The problem:
From the listing below, select every line where the word "players" appears.

Provided material:

## START

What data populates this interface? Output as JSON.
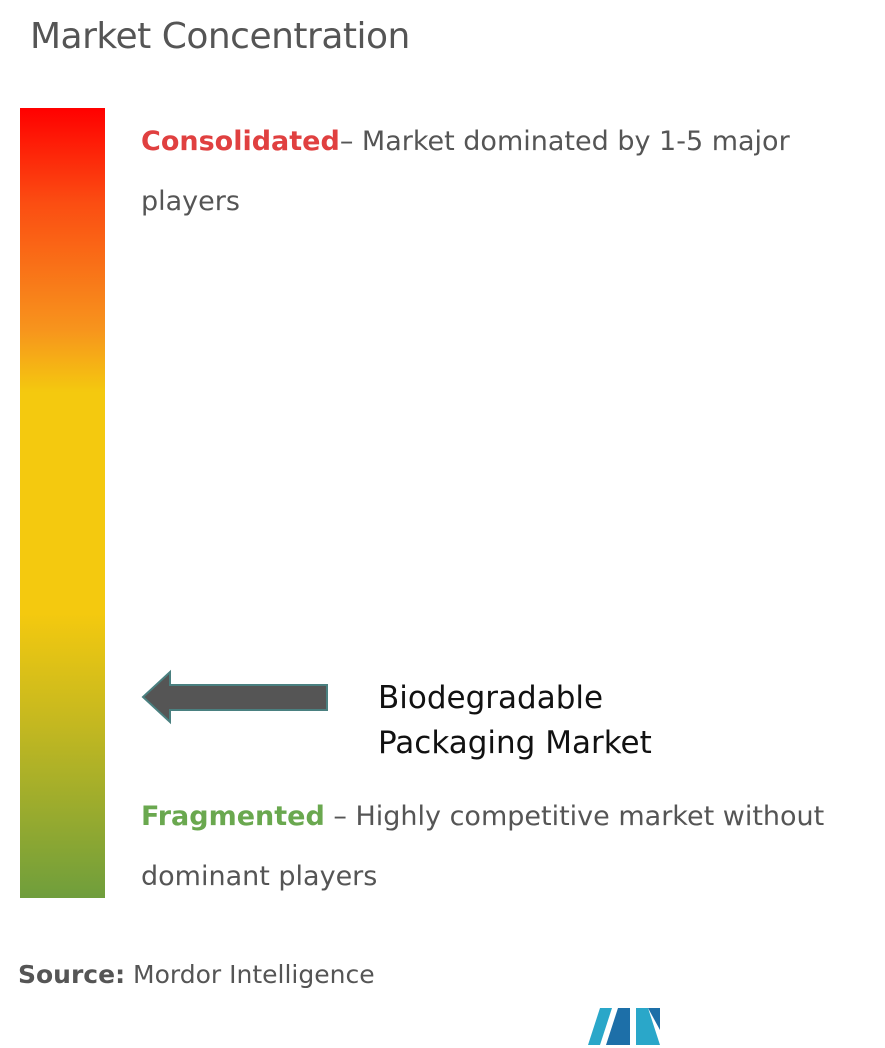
{
  "header": {
    "title": "Market Concentration"
  },
  "scale": {
    "consolidated": {
      "label": "Consolidated",
      "description": "– Market dominated by 1-5 major players"
    },
    "fragmented": {
      "label": "Fragmented",
      "description": "– Highly competitive market without dominant players"
    }
  },
  "marker": {
    "lines": [
      "Biodegradable",
      "Packaging Market"
    ]
  },
  "footer": {
    "source_label": "Source:",
    "source": "Mordor Intelligence"
  }
}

## END

Response:
      "description": "– Market dominated by 1-5 major players"
      "description": "– Highly competitive market without dominant players"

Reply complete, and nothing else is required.